MATERIAL FOR THIS TASK —
START
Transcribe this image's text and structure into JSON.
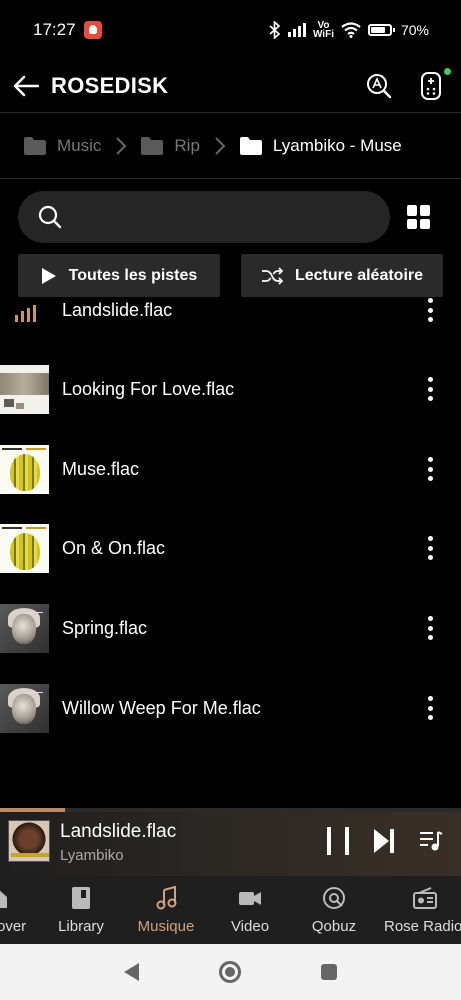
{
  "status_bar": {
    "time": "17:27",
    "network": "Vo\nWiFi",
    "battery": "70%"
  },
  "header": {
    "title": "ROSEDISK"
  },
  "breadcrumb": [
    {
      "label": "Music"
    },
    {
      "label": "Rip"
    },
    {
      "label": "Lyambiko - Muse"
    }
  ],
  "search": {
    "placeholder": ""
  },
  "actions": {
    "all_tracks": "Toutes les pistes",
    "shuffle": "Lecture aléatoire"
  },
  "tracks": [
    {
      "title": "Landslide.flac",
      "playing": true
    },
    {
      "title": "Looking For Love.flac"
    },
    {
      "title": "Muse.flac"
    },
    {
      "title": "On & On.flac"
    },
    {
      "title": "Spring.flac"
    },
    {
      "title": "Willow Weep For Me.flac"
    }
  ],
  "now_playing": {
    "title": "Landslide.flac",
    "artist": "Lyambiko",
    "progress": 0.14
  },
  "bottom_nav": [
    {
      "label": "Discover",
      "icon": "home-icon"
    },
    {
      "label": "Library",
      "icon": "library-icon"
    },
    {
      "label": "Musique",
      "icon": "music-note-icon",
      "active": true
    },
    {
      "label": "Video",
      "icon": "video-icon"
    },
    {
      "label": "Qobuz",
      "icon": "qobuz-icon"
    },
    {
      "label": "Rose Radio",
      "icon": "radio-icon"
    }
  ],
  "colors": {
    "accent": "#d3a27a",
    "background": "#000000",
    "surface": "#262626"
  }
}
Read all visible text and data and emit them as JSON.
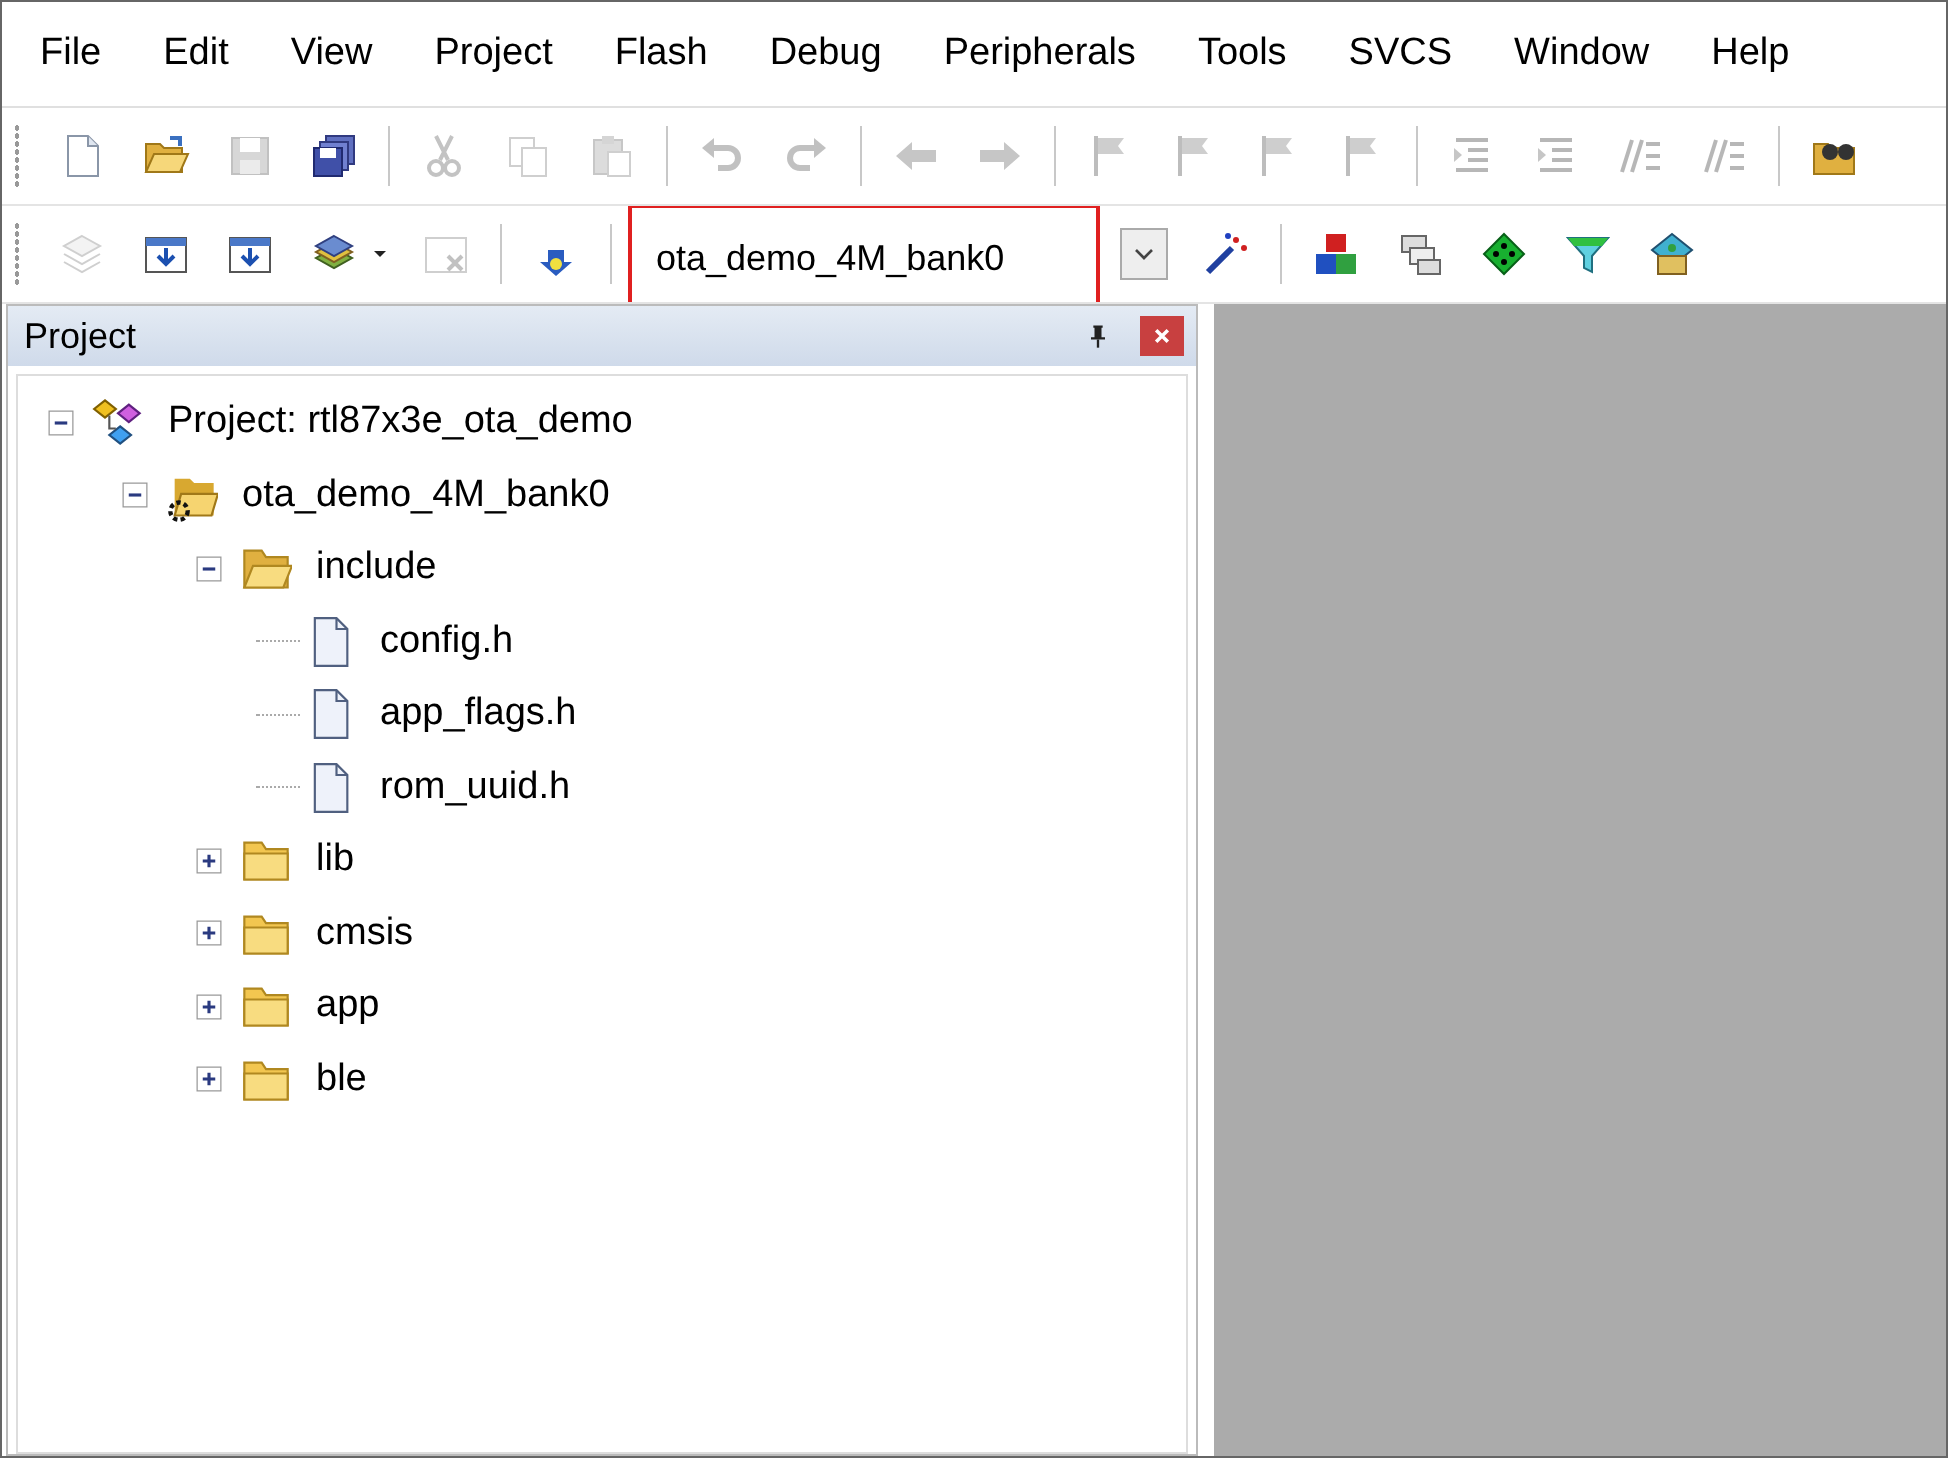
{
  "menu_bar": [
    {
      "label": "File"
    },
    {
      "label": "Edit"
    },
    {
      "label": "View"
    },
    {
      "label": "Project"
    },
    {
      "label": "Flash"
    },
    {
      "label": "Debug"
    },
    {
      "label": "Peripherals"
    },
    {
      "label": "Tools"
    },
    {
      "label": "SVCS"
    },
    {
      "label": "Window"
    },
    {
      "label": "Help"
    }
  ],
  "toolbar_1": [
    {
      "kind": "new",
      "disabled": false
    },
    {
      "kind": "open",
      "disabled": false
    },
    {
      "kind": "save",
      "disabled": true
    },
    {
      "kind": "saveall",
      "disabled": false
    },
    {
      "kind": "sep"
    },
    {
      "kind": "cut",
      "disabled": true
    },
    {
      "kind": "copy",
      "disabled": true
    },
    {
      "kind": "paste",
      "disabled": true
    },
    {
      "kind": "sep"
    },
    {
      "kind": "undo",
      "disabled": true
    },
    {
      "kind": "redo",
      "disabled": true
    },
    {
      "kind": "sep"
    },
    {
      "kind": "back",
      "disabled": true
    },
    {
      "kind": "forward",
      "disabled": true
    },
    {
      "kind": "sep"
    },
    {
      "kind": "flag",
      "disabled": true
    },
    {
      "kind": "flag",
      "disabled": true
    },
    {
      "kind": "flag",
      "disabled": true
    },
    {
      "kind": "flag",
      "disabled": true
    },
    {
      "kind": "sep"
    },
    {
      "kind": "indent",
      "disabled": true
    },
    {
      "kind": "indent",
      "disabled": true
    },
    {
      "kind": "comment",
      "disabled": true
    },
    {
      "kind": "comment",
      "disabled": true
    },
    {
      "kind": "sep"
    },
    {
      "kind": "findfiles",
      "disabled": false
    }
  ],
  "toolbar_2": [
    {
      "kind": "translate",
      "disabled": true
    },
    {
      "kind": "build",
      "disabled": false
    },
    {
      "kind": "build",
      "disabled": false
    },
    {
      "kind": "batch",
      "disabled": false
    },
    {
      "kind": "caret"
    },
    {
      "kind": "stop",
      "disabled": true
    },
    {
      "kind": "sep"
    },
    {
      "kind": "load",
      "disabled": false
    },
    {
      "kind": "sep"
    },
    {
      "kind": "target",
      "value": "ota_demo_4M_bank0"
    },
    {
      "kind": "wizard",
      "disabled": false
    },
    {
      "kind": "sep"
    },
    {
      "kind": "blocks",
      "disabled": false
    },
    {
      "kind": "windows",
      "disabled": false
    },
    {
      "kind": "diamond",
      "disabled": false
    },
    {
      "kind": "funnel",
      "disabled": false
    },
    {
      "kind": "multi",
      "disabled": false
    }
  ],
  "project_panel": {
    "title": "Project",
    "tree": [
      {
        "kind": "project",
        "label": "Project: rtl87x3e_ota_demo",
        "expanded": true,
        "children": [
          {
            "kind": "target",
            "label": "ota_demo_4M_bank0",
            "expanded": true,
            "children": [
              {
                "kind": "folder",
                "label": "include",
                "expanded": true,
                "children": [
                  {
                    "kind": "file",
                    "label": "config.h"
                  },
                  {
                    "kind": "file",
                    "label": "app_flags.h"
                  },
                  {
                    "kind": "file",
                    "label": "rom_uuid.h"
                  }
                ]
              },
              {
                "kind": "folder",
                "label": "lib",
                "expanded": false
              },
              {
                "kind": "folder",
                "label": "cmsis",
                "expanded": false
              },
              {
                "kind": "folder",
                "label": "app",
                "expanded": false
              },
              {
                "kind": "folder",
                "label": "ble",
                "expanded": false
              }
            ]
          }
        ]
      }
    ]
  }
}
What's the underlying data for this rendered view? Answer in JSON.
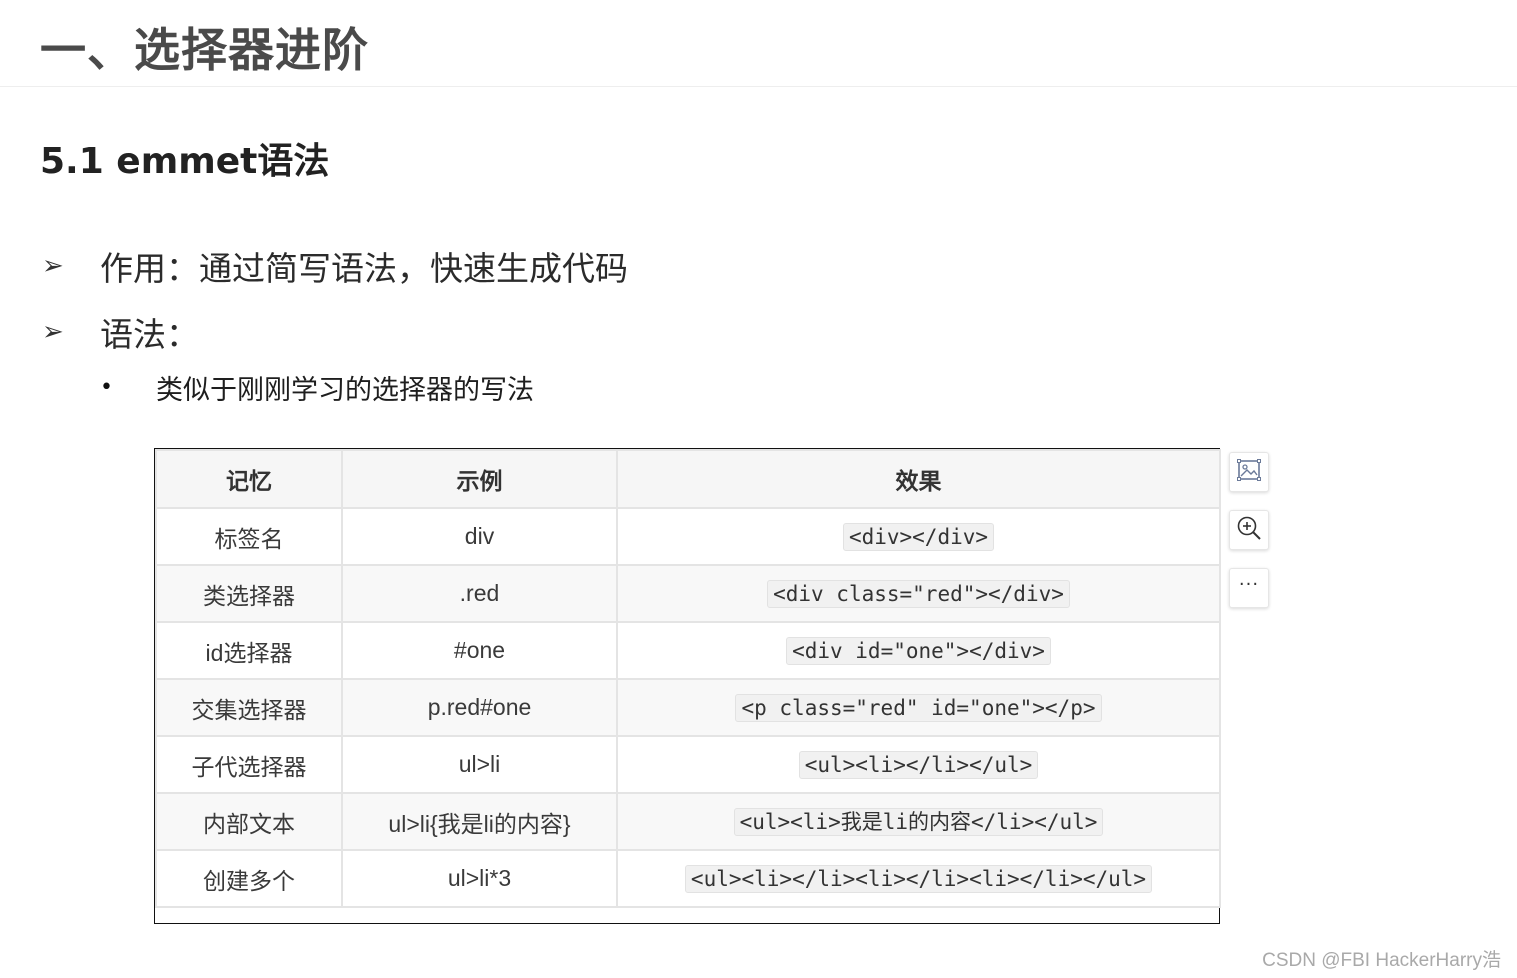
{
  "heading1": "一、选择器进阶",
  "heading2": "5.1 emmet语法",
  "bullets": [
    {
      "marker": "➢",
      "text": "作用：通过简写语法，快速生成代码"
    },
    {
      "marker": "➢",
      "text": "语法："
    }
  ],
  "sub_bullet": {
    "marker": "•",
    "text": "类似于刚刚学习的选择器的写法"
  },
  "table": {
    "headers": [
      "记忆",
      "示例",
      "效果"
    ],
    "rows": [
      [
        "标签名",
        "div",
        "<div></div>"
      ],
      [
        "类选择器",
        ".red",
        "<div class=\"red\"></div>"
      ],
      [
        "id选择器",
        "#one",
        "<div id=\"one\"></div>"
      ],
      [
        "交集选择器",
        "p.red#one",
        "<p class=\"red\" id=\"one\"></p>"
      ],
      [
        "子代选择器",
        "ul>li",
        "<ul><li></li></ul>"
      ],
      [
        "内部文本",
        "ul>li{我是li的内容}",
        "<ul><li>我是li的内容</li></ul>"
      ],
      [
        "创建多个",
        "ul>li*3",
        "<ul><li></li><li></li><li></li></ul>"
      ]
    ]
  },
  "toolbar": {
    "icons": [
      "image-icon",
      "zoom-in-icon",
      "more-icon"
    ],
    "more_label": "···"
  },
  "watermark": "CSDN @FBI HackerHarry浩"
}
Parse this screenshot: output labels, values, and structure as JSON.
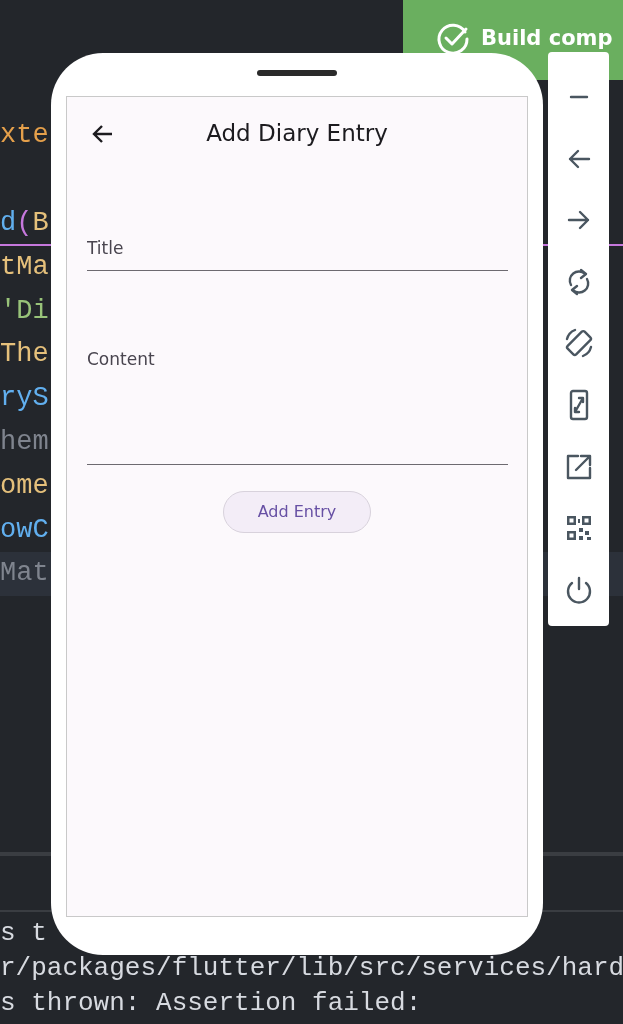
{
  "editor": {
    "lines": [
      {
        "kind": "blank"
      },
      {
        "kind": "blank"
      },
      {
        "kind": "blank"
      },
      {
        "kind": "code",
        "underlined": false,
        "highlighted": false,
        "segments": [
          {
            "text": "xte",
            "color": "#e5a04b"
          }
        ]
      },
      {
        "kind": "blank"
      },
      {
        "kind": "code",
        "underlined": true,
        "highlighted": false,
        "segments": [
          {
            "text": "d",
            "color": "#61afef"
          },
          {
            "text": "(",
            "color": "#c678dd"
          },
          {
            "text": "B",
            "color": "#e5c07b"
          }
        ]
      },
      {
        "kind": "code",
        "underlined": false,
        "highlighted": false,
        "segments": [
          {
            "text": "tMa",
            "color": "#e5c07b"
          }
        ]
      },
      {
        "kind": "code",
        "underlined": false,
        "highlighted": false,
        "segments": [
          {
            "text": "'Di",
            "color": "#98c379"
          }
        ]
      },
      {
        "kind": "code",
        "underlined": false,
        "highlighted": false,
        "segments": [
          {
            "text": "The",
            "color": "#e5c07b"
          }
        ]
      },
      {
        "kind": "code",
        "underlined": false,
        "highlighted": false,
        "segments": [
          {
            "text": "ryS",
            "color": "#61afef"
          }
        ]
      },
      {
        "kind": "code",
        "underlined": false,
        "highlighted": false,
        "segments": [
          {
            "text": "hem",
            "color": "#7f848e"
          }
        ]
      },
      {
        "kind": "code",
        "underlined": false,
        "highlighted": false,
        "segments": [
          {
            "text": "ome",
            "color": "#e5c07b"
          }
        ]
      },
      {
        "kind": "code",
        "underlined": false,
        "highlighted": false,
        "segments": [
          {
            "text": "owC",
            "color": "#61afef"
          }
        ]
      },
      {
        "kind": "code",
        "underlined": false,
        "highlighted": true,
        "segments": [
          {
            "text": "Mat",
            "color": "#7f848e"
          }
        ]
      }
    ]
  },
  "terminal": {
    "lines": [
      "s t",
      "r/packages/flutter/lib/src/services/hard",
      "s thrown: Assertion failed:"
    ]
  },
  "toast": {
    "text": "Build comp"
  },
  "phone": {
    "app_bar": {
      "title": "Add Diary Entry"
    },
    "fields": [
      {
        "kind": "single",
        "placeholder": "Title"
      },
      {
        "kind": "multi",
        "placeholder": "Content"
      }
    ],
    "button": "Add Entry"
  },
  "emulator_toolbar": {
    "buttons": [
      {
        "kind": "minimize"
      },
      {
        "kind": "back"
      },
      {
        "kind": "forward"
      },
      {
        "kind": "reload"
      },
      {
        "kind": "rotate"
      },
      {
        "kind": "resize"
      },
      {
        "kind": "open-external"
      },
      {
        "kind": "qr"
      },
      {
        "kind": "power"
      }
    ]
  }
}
END
REQUEST — From the records above, pick out and copy each line holding the word "data".

ANSWER TO THE TASK —
Read all visible text and data and emit them as JSON.
What's the underlying data for this rendered view? Answer in JSON.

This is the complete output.